(Items from a data source)
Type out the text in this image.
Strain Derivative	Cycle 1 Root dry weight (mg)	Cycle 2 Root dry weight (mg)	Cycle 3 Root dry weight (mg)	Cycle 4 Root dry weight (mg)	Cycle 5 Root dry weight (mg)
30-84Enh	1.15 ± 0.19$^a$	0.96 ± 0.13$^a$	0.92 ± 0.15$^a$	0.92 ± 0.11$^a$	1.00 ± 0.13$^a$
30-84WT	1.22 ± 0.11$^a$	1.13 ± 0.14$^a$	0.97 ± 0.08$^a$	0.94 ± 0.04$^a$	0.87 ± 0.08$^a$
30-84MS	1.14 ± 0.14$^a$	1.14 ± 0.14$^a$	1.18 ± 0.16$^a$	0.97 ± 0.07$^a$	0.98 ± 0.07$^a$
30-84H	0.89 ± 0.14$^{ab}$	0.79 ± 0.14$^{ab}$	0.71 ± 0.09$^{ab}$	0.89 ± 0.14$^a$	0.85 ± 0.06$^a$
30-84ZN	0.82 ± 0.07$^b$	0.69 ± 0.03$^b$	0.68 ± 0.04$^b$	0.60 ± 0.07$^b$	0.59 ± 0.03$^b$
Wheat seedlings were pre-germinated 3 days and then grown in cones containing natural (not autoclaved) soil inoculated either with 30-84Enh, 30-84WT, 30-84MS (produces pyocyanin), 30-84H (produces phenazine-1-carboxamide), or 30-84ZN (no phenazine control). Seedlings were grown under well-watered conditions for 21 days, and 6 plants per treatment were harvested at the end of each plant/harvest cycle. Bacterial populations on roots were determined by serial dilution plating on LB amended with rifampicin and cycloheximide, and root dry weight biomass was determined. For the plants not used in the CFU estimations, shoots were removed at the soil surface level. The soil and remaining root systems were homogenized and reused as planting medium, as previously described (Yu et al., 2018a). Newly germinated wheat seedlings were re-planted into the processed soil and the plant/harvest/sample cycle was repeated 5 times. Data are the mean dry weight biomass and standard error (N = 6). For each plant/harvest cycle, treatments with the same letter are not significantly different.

■ **WORK TO BE COMPLETED**
Retype the entries above. Match them exactly.

■ **OUTPUT FOR THIS TASK**
Type out the text in this image.
Strain Derivative	Cycle 1 Root dry weight (mg)	Cycle 2 Root dry weight (mg)	Cycle 3 Root dry weight (mg)	Cycle 4 Root dry weight (mg)	Cycle 5 Root dry weight (mg)
30-84Enh	1.15 ± 0.19$^a$	0.96 ± 0.13$^a$	0.92 ± 0.15$^a$	0.92 ± 0.11$^a$	1.00 ± 0.13$^a$
30-84WT	1.22 ± 0.11$^a$	1.13 ± 0.14$^a$	0.97 ± 0.08$^a$	0.94 ± 0.04$^a$	0.87 ± 0.08$^a$
30-84MS	1.14 ± 0.14$^a$	1.14 ± 0.14$^a$	1.18 ± 0.16$^a$	0.97 ± 0.07$^a$	0.98 ± 0.07$^a$
30-84H	0.89 ± 0.14$^{ab}$	0.79 ± 0.14$^{ab}$	0.71 ± 0.09$^{ab}$	0.89 ± 0.14$^a$	0.85 ± 0.06$^a$
30-84ZN	0.82 ± 0.07$^b$	0.69 ± 0.03$^b$	0.68 ± 0.04$^b$	0.60 ± 0.07$^b$	0.59 ± 0.03$^b$
Wheat seedlings were pre-germinated 3 days and then grown in cones containing natural (not autoclaved) soil inoculated either with 30-84Enh, 30-84WT, 30-84MS (produces pyocyanin), 30-84H (produces phenazine-1-carboxamide), or 30-84ZN (no phenazine control). Seedlings were grown under well-watered conditions for 21 days, and 6 plants per treatment were harvested at the end of each plant/harvest cycle. Bacterial populations on roots were determined by serial dilution plating on LB amended with rifampicin and cycloheximide, and root dry weight biomass was determined. For the plants not used in the CFU estimations, shoots were removed at the soil surface level. The soil and remaining root systems were homogenized and reused as planting medium, as previously described (Yu et al., 2018a). Newly germinated wheat seedlings were re-planted into the processed soil and the plant/harvest/sample cycle was repeated 5 times. Data are the mean dry weight biomass and standard error (N = 6). For each plant/harvest cycle, treatments with the same letter are not significantly different.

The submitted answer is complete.